PROVIDED DATA –

>> Start

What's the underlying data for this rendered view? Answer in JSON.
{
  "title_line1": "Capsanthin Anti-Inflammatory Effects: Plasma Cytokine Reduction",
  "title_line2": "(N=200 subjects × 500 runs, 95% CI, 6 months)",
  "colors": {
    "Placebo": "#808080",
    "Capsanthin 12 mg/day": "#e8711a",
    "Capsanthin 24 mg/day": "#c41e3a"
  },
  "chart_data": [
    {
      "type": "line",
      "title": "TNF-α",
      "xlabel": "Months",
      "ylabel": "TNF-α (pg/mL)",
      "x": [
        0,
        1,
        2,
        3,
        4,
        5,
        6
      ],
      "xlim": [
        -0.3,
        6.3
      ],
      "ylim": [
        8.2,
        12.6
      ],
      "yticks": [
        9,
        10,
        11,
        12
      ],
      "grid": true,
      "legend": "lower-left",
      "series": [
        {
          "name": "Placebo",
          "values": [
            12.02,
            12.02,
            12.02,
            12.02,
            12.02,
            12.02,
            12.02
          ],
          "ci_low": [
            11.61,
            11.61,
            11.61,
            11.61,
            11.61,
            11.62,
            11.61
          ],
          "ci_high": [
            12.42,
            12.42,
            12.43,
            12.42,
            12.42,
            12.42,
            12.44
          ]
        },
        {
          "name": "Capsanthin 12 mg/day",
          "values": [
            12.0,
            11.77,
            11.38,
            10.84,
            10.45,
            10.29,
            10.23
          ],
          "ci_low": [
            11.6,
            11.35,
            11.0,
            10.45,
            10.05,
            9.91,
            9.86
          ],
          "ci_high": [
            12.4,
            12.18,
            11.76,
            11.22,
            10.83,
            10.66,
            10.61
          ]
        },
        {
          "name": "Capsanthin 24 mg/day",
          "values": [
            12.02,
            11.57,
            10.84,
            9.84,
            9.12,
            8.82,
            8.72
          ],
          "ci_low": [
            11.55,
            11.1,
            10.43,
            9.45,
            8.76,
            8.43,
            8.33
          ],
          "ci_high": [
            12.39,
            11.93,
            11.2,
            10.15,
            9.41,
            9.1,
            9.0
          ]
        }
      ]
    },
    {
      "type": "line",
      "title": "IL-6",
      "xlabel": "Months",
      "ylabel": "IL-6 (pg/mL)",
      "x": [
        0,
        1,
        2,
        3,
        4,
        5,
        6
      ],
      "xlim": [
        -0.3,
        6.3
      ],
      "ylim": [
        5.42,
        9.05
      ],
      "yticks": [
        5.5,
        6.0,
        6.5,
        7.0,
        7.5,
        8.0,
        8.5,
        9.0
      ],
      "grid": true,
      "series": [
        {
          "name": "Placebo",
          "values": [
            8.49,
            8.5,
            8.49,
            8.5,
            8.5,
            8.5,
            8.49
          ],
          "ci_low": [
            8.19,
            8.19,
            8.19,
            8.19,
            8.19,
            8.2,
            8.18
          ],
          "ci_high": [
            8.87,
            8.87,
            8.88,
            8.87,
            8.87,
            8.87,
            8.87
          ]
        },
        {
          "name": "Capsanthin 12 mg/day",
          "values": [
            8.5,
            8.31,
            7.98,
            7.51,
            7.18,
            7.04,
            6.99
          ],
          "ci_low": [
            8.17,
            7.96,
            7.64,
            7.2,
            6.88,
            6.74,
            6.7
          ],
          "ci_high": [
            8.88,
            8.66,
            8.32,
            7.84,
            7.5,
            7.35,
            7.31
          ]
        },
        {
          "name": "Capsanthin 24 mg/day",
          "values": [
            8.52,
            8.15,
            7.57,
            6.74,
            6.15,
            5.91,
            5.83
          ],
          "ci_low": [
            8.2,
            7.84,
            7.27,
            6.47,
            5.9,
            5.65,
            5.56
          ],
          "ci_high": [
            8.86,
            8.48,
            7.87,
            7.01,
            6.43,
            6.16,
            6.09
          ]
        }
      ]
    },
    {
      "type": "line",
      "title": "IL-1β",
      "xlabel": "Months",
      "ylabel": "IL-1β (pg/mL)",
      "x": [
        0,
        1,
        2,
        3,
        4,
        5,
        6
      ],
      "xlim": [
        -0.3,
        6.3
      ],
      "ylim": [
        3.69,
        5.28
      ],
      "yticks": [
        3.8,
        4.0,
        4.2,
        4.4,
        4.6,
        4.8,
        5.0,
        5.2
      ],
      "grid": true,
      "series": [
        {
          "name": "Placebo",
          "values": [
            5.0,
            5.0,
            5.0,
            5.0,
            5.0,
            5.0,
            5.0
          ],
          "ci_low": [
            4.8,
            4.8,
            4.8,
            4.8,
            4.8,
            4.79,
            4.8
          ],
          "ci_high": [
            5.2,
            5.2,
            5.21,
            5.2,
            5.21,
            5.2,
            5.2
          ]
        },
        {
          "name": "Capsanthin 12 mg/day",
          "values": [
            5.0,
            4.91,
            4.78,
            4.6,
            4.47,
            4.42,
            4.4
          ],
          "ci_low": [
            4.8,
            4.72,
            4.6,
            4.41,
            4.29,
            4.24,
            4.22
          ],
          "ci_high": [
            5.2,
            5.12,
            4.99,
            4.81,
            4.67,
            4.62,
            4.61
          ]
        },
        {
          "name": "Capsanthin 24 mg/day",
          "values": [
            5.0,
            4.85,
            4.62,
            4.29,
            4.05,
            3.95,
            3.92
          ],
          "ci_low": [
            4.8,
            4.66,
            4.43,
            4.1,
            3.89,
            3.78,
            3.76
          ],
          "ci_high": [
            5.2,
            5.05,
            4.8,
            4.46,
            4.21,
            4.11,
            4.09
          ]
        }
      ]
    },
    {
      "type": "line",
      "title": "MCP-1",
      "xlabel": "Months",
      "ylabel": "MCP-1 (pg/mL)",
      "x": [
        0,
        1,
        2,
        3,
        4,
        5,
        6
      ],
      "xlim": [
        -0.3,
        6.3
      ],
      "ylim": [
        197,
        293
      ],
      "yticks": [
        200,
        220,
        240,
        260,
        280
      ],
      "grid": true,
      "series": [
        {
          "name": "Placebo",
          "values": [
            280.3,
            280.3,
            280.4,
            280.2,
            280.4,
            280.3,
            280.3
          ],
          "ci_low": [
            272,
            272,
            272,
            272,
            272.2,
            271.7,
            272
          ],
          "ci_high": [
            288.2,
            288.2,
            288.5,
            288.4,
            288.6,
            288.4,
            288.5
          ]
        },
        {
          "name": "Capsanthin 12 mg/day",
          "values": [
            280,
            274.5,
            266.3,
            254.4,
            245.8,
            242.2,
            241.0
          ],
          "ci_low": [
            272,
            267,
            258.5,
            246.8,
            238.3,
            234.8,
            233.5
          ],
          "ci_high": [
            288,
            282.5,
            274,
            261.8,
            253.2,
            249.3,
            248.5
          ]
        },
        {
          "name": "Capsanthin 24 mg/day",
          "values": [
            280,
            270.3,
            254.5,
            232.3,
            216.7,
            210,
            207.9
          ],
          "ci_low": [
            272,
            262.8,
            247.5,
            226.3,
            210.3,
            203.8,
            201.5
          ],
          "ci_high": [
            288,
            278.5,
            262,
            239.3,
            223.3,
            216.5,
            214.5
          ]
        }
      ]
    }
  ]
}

>> End

GIVEN EXERCISE – Repeat the listing in full, keeping every line exactly as it is.

RESULT OF THE EXERCISE –
What's the underlying data for this rendered view? Answer in JSON.
{
  "title_line1": "Capsanthin Anti-Inflammatory Effects: Plasma Cytokine Reduction",
  "title_line2": "(N=200 subjects × 500 runs, 95% CI, 6 months)",
  "colors": {
    "Placebo": "#808080",
    "Capsanthin 12 mg/day": "#e8711a",
    "Capsanthin 24 mg/day": "#c41e3a"
  },
  "chart_data": [
    {
      "type": "line",
      "title": "TNF-α",
      "xlabel": "Months",
      "ylabel": "TNF-α (pg/mL)",
      "x": [
        0,
        1,
        2,
        3,
        4,
        5,
        6
      ],
      "xlim": [
        -0.3,
        6.3
      ],
      "ylim": [
        8.2,
        12.6
      ],
      "yticks": [
        9,
        10,
        11,
        12
      ],
      "grid": true,
      "legend": "lower-left",
      "series": [
        {
          "name": "Placebo",
          "values": [
            12.02,
            12.02,
            12.02,
            12.02,
            12.02,
            12.02,
            12.02
          ],
          "ci_low": [
            11.61,
            11.61,
            11.61,
            11.61,
            11.61,
            11.62,
            11.61
          ],
          "ci_high": [
            12.42,
            12.42,
            12.43,
            12.42,
            12.42,
            12.42,
            12.44
          ]
        },
        {
          "name": "Capsanthin 12 mg/day",
          "values": [
            12.0,
            11.77,
            11.38,
            10.84,
            10.45,
            10.29,
            10.23
          ],
          "ci_low": [
            11.6,
            11.35,
            11.0,
            10.45,
            10.05,
            9.91,
            9.86
          ],
          "ci_high": [
            12.4,
            12.18,
            11.76,
            11.22,
            10.83,
            10.66,
            10.61
          ]
        },
        {
          "name": "Capsanthin 24 mg/day",
          "values": [
            12.02,
            11.57,
            10.84,
            9.84,
            9.12,
            8.82,
            8.72
          ],
          "ci_low": [
            11.55,
            11.1,
            10.43,
            9.45,
            8.76,
            8.43,
            8.33
          ],
          "ci_high": [
            12.39,
            11.93,
            11.2,
            10.15,
            9.41,
            9.1,
            9.0
          ]
        }
      ]
    },
    {
      "type": "line",
      "title": "IL-6",
      "xlabel": "Months",
      "ylabel": "IL-6 (pg/mL)",
      "x": [
        0,
        1,
        2,
        3,
        4,
        5,
        6
      ],
      "xlim": [
        -0.3,
        6.3
      ],
      "ylim": [
        5.42,
        9.05
      ],
      "yticks": [
        5.5,
        6.0,
        6.5,
        7.0,
        7.5,
        8.0,
        8.5,
        9.0
      ],
      "grid": true,
      "series": [
        {
          "name": "Placebo",
          "values": [
            8.49,
            8.5,
            8.49,
            8.5,
            8.5,
            8.5,
            8.49
          ],
          "ci_low": [
            8.19,
            8.19,
            8.19,
            8.19,
            8.19,
            8.2,
            8.18
          ],
          "ci_high": [
            8.87,
            8.87,
            8.88,
            8.87,
            8.87,
            8.87,
            8.87
          ]
        },
        {
          "name": "Capsanthin 12 mg/day",
          "values": [
            8.5,
            8.31,
            7.98,
            7.51,
            7.18,
            7.04,
            6.99
          ],
          "ci_low": [
            8.17,
            7.96,
            7.64,
            7.2,
            6.88,
            6.74,
            6.7
          ],
          "ci_high": [
            8.88,
            8.66,
            8.32,
            7.84,
            7.5,
            7.35,
            7.31
          ]
        },
        {
          "name": "Capsanthin 24 mg/day",
          "values": [
            8.52,
            8.15,
            7.57,
            6.74,
            6.15,
            5.91,
            5.83
          ],
          "ci_low": [
            8.2,
            7.84,
            7.27,
            6.47,
            5.9,
            5.65,
            5.56
          ],
          "ci_high": [
            8.86,
            8.48,
            7.87,
            7.01,
            6.43,
            6.16,
            6.09
          ]
        }
      ]
    },
    {
      "type": "line",
      "title": "IL-1β",
      "xlabel": "Months",
      "ylabel": "IL-1β (pg/mL)",
      "x": [
        0,
        1,
        2,
        3,
        4,
        5,
        6
      ],
      "xlim": [
        -0.3,
        6.3
      ],
      "ylim": [
        3.69,
        5.28
      ],
      "yticks": [
        3.8,
        4.0,
        4.2,
        4.4,
        4.6,
        4.8,
        5.0,
        5.2
      ],
      "grid": true,
      "series": [
        {
          "name": "Placebo",
          "values": [
            5.0,
            5.0,
            5.0,
            5.0,
            5.0,
            5.0,
            5.0
          ],
          "ci_low": [
            4.8,
            4.8,
            4.8,
            4.8,
            4.8,
            4.79,
            4.8
          ],
          "ci_high": [
            5.2,
            5.2,
            5.21,
            5.2,
            5.21,
            5.2,
            5.2
          ]
        },
        {
          "name": "Capsanthin 12 mg/day",
          "values": [
            5.0,
            4.91,
            4.78,
            4.6,
            4.47,
            4.42,
            4.4
          ],
          "ci_low": [
            4.8,
            4.72,
            4.6,
            4.41,
            4.29,
            4.24,
            4.22
          ],
          "ci_high": [
            5.2,
            5.12,
            4.99,
            4.81,
            4.67,
            4.62,
            4.61
          ]
        },
        {
          "name": "Capsanthin 24 mg/day",
          "values": [
            5.0,
            4.85,
            4.62,
            4.29,
            4.05,
            3.95,
            3.92
          ],
          "ci_low": [
            4.8,
            4.66,
            4.43,
            4.1,
            3.89,
            3.78,
            3.76
          ],
          "ci_high": [
            5.2,
            5.05,
            4.8,
            4.46,
            4.21,
            4.11,
            4.09
          ]
        }
      ]
    },
    {
      "type": "line",
      "title": "MCP-1",
      "xlabel": "Months",
      "ylabel": "MCP-1 (pg/mL)",
      "x": [
        0,
        1,
        2,
        3,
        4,
        5,
        6
      ],
      "xlim": [
        -0.3,
        6.3
      ],
      "ylim": [
        197,
        293
      ],
      "yticks": [
        200,
        220,
        240,
        260,
        280
      ],
      "grid": true,
      "series": [
        {
          "name": "Placebo",
          "values": [
            280.3,
            280.3,
            280.4,
            280.2,
            280.4,
            280.3,
            280.3
          ],
          "ci_low": [
            272,
            272,
            272,
            272,
            272.2,
            271.7,
            272
          ],
          "ci_high": [
            288.2,
            288.2,
            288.5,
            288.4,
            288.6,
            288.4,
            288.5
          ]
        },
        {
          "name": "Capsanthin 12 mg/day",
          "values": [
            280,
            274.5,
            266.3,
            254.4,
            245.8,
            242.2,
            241.0
          ],
          "ci_low": [
            272,
            267,
            258.5,
            246.8,
            238.3,
            234.8,
            233.5
          ],
          "ci_high": [
            288,
            282.5,
            274,
            261.8,
            253.2,
            249.3,
            248.5
          ]
        },
        {
          "name": "Capsanthin 24 mg/day",
          "values": [
            280,
            270.3,
            254.5,
            232.3,
            216.7,
            210,
            207.9
          ],
          "ci_low": [
            272,
            262.8,
            247.5,
            226.3,
            210.3,
            203.8,
            201.5
          ],
          "ci_high": [
            288,
            278.5,
            262,
            239.3,
            223.3,
            216.5,
            214.5
          ]
        }
      ]
    }
  ]
}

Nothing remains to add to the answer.